-- TASK REQUIREMENTS --
Every line of the data that contains the string "recursos" must be copied.

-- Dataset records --
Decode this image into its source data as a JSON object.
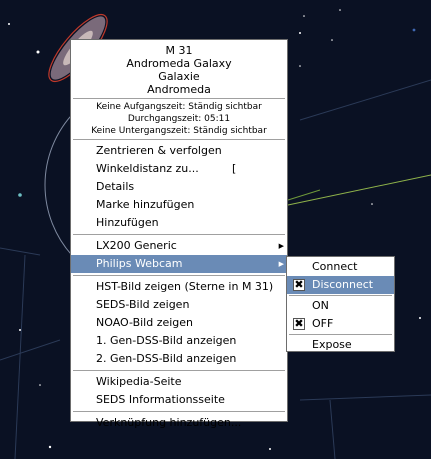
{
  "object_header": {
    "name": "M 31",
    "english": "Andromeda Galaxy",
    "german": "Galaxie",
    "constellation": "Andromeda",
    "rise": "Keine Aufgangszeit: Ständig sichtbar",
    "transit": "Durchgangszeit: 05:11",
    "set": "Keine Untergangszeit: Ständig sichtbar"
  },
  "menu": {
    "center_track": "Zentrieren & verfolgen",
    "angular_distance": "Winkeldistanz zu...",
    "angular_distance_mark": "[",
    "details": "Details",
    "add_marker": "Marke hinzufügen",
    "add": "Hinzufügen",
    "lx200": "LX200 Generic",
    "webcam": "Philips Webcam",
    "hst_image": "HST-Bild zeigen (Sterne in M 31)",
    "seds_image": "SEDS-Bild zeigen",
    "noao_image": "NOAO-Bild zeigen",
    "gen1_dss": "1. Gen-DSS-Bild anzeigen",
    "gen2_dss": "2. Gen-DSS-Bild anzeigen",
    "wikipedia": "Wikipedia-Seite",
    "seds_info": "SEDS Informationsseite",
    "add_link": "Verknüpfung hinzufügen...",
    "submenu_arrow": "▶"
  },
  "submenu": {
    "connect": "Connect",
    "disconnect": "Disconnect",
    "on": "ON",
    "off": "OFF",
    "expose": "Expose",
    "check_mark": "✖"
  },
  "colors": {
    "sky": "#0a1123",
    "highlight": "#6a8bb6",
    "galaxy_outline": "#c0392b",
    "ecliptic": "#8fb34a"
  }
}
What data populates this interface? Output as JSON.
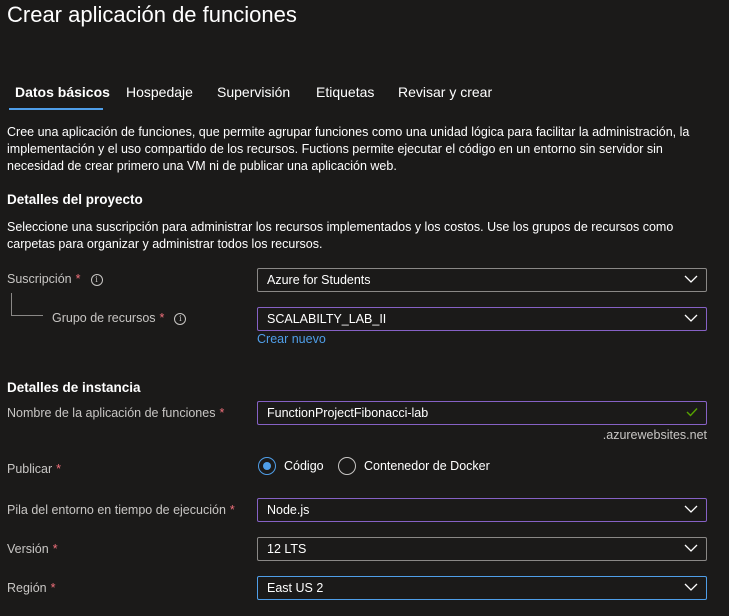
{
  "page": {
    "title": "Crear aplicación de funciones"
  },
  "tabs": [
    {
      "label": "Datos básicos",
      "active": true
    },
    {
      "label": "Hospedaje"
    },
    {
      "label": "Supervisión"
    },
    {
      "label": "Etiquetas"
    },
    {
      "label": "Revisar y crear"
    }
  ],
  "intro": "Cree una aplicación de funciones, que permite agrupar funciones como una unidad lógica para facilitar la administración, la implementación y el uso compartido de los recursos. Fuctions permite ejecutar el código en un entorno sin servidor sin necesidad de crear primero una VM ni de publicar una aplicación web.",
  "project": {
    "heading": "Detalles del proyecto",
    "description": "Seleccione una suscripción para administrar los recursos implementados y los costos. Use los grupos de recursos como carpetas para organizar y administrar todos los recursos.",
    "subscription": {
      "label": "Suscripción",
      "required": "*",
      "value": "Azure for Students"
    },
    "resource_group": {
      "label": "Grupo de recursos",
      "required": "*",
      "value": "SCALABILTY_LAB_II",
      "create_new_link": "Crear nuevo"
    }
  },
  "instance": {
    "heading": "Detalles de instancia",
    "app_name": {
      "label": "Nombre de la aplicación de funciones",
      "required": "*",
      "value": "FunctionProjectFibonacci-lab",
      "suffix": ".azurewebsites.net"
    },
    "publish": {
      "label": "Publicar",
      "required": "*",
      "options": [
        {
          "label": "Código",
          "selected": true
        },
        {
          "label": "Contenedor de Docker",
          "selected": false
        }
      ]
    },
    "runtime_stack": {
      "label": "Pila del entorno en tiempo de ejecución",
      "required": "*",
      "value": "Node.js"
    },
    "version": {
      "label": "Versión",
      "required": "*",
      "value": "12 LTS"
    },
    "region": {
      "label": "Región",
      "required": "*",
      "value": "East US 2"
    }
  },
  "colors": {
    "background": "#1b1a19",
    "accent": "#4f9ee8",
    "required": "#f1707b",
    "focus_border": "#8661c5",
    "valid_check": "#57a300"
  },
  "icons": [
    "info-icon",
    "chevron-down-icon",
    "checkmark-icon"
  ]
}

---

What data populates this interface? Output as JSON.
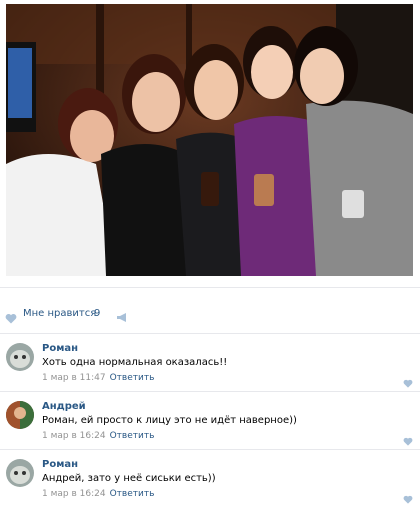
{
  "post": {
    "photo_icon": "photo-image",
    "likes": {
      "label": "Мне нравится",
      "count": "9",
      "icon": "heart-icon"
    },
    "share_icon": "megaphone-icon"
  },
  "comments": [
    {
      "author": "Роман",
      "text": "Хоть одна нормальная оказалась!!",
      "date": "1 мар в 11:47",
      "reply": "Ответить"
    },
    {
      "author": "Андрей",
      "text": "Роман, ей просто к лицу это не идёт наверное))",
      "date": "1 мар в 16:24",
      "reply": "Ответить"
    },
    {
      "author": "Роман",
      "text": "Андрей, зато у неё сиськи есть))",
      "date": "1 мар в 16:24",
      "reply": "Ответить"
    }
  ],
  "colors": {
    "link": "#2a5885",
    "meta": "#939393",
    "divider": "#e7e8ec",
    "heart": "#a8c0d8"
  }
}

-- RESPONSE --
  "intro": "Cree una aplicación de funciones, que permite agrupar funciones como una unidad lógica para facilitar la administración, la implementación y el uso compartido de los recursos. Fuctions permite ejecutar el código en un entorno sin servidor sin necesidad de crear primero una VM ni de publicar una aplicación web.",
    "description": "Seleccione una suscripción para administrar los recursos implementados y los costos. Use los grupos de recursos como carpetas para organizar y administrar todos los recursos.",
      "label": "Grupo de recursos",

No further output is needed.